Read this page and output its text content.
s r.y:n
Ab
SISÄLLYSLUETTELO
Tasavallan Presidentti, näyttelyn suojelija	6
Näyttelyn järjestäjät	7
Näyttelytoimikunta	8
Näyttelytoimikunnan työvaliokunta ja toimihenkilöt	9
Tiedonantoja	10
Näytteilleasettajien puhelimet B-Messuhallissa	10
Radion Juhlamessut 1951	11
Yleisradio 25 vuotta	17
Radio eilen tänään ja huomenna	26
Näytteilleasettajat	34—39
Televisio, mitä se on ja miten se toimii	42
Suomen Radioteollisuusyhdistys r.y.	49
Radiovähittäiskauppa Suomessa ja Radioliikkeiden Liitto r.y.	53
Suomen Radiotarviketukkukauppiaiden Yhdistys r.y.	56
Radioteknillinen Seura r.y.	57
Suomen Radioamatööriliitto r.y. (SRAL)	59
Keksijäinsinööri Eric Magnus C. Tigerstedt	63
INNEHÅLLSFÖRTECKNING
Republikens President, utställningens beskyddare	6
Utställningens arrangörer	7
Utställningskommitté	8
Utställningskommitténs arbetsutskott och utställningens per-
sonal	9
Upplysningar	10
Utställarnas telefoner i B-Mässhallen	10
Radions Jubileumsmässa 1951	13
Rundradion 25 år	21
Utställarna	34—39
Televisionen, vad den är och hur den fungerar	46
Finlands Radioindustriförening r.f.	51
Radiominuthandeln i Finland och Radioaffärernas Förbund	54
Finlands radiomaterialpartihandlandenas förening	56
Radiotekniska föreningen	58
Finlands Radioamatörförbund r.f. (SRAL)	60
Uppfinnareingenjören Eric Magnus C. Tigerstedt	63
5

* * *

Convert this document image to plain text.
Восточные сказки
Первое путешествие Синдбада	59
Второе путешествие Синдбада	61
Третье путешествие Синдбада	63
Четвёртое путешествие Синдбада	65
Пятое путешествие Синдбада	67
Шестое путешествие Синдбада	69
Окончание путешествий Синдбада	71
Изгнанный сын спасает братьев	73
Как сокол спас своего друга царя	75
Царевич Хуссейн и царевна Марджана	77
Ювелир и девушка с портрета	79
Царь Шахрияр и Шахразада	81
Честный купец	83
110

* * *

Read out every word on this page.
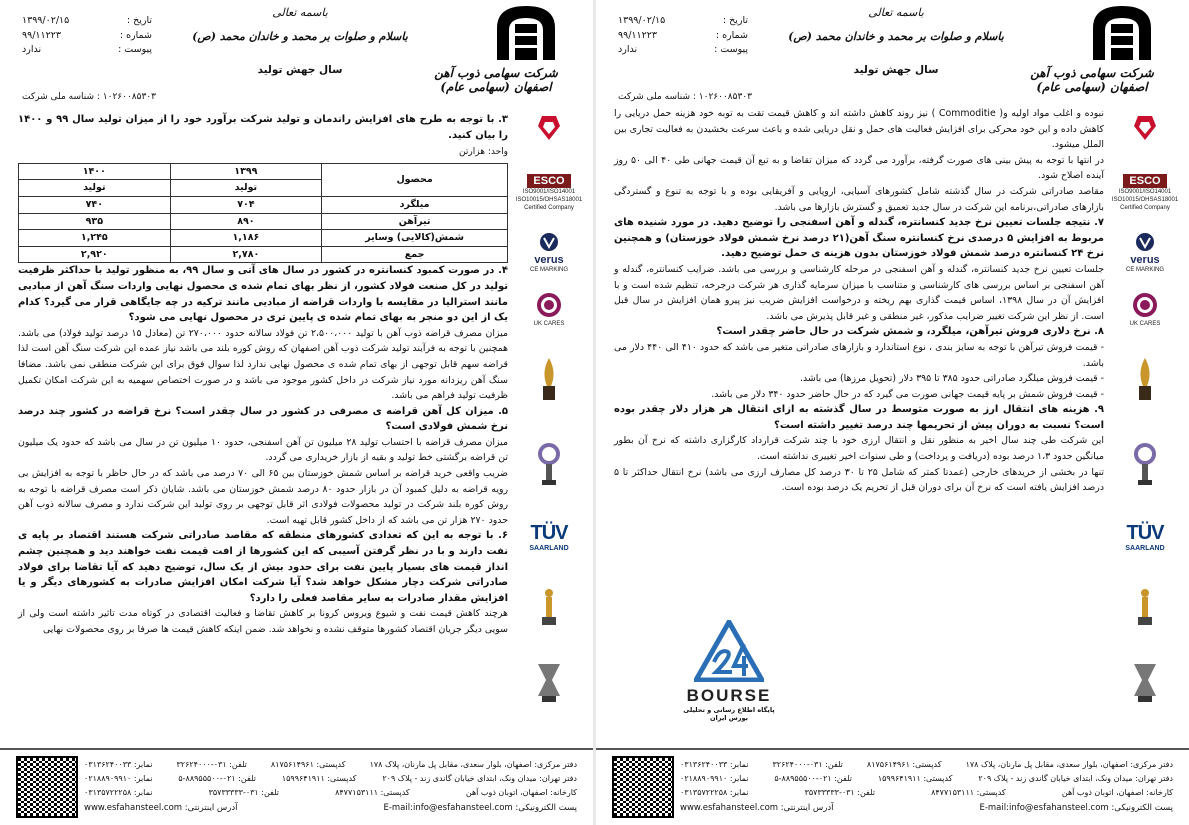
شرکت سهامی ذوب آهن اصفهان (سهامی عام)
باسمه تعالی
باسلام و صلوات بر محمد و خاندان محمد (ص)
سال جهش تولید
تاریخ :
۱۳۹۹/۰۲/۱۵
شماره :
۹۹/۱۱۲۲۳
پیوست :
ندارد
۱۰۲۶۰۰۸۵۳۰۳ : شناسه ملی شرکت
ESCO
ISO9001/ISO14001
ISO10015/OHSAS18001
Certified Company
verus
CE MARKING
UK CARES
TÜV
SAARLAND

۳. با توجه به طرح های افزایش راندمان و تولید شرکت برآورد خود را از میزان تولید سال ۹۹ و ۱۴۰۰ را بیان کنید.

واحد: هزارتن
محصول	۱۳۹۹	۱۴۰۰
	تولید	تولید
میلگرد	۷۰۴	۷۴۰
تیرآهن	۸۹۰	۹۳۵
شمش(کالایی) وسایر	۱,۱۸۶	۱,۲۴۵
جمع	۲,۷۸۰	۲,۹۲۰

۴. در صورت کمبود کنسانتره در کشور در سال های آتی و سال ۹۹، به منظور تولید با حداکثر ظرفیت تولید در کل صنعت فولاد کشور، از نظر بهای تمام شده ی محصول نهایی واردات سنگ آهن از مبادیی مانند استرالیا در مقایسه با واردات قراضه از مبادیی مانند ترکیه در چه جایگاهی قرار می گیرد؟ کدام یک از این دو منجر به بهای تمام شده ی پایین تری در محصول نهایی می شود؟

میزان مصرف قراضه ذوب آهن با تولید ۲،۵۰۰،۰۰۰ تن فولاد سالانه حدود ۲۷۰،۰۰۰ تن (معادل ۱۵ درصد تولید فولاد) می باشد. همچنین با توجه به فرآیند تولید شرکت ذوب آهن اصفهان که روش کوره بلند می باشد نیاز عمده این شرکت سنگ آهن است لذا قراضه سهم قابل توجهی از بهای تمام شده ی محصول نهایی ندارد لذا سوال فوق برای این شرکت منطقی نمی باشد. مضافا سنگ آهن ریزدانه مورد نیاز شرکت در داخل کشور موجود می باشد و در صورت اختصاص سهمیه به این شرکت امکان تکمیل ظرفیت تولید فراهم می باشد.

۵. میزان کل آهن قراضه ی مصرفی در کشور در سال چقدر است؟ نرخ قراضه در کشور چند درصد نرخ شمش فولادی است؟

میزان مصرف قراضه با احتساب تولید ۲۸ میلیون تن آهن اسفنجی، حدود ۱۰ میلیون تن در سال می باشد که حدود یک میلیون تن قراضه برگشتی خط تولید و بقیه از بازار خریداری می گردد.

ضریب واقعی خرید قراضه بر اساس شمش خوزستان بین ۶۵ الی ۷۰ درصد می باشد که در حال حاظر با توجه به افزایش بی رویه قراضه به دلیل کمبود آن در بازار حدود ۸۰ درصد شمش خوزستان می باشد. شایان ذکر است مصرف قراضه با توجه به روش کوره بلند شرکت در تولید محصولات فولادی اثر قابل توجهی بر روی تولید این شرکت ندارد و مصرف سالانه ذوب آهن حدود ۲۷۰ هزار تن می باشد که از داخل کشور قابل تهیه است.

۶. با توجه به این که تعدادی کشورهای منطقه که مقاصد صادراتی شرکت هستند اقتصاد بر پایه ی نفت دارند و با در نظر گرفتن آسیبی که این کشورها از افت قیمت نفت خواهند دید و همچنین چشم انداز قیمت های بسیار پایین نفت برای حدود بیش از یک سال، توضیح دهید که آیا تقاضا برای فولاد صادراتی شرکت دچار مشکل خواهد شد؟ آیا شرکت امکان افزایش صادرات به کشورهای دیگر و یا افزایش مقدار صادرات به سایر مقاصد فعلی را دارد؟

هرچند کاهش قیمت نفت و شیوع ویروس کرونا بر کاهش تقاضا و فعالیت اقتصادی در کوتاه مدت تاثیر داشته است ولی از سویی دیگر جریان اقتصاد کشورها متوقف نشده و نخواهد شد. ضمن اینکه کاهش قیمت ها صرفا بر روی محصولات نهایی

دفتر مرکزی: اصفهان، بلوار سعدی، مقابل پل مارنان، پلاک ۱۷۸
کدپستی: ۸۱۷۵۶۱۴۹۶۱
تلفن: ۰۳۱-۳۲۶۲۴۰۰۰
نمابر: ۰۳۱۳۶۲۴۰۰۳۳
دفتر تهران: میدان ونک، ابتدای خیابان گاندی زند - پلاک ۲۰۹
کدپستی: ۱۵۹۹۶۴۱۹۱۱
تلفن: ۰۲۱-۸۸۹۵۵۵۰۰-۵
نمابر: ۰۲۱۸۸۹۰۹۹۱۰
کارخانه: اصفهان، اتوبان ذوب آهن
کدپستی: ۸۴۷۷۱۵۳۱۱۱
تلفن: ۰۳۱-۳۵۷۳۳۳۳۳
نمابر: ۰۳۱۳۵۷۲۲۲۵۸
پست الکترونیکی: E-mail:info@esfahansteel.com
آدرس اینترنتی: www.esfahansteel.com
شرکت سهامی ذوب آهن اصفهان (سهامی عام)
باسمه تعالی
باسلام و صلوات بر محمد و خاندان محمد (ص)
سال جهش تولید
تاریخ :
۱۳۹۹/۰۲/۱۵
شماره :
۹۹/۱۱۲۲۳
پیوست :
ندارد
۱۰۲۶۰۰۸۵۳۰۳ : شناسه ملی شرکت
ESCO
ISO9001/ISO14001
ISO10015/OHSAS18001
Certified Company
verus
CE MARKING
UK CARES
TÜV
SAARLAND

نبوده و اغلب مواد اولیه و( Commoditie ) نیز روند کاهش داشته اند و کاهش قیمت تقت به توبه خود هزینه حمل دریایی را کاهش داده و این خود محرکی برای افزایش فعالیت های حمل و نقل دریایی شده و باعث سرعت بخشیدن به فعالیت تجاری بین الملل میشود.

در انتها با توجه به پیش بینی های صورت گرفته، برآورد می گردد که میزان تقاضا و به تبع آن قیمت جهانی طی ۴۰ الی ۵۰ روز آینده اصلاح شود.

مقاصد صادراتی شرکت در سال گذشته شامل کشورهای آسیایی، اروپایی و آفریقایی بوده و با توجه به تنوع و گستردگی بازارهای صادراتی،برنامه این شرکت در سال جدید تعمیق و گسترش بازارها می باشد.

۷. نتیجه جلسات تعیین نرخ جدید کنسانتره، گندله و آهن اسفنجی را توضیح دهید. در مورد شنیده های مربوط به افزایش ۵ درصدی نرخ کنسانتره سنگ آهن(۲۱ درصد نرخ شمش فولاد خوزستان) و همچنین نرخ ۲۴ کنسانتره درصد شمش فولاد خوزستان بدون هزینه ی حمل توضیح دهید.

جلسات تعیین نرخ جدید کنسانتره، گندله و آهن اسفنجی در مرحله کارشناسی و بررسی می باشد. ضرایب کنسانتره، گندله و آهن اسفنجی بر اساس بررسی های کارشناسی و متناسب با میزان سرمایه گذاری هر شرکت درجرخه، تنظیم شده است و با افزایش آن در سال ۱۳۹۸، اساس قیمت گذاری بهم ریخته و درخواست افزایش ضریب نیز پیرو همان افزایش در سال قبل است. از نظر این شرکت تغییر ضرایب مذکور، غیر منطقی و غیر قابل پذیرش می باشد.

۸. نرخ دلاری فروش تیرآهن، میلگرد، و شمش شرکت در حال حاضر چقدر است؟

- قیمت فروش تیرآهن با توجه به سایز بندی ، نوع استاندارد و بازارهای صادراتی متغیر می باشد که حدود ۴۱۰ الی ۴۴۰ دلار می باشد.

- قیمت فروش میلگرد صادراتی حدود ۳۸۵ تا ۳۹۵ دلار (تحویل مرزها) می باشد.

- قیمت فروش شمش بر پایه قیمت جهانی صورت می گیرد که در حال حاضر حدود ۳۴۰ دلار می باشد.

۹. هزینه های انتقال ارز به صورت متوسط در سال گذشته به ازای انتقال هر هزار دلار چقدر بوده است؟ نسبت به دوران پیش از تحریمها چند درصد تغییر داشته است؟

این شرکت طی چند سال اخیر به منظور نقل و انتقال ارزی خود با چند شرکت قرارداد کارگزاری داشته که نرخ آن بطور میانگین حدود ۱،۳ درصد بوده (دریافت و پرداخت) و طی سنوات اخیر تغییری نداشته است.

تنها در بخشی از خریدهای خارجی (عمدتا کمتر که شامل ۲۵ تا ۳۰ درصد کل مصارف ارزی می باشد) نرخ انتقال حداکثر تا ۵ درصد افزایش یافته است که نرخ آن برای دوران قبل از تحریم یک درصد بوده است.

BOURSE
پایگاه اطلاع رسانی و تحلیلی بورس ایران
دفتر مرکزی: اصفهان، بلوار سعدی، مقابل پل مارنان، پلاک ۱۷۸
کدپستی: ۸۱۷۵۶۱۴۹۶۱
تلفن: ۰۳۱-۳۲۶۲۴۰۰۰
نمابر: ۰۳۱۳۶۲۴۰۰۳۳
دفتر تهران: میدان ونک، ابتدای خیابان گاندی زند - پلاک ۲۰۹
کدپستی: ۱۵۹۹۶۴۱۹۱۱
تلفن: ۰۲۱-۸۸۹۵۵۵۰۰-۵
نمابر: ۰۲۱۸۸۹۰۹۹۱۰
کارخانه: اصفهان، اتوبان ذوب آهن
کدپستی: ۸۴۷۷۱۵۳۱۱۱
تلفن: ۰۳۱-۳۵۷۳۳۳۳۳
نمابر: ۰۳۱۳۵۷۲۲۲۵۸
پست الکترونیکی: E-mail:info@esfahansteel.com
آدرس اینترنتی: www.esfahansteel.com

▸ **Task statement**: Copy each line of the data above that holds "سالانه".

▸ **Response to this exercise**:
میزان مصرف قراضه ذوب آهن با تولید ۲،۵۰۰،۰۰۰ تن فولاد سالانه حدود ۲۷۰،۰۰۰ تن (معادل ۱۵ درصد تولید فولاد) می باشد. همچنین با توجه به فرآیند تولید شرکت ذوب آهن اصفهان که روش کوره بلند می باشد نیاز عمده این شرکت سنگ آهن است لذا قراضه سهم قابل توجهی از بهای تمام شده ی محصول نهایی ندارد لذا سوال فوق برای این شرکت منطقی نمی باشد. مضافا سنگ آهن ریزدانه مورد نیاز شرکت در داخل کشور موجود می باشد و در صورت اختصاص سهمیه به این شرکت امکان تکمیل ظرفیت تولید فراهم می باشد.
ضریب واقعی خرید قراضه بر اساس شمش خوزستان بین ۶۵ الی ۷۰ درصد می باشد که در حال حاظر با توجه به افزایش بی رویه قراضه به دلیل کمبود آن در بازار حدود ۸۰ درصد شمش خوزستان می باشد. شایان ذکر است مصرف قراضه با توجه به روش کوره بلند شرکت در تولید محصولات فولادی اثر قابل توجهی بر روی تولید این شرکت ندارد و مصرف سالانه ذوب آهن حدود ۲۷۰ هزار تن می باشد که از داخل کشور قابل تهیه است.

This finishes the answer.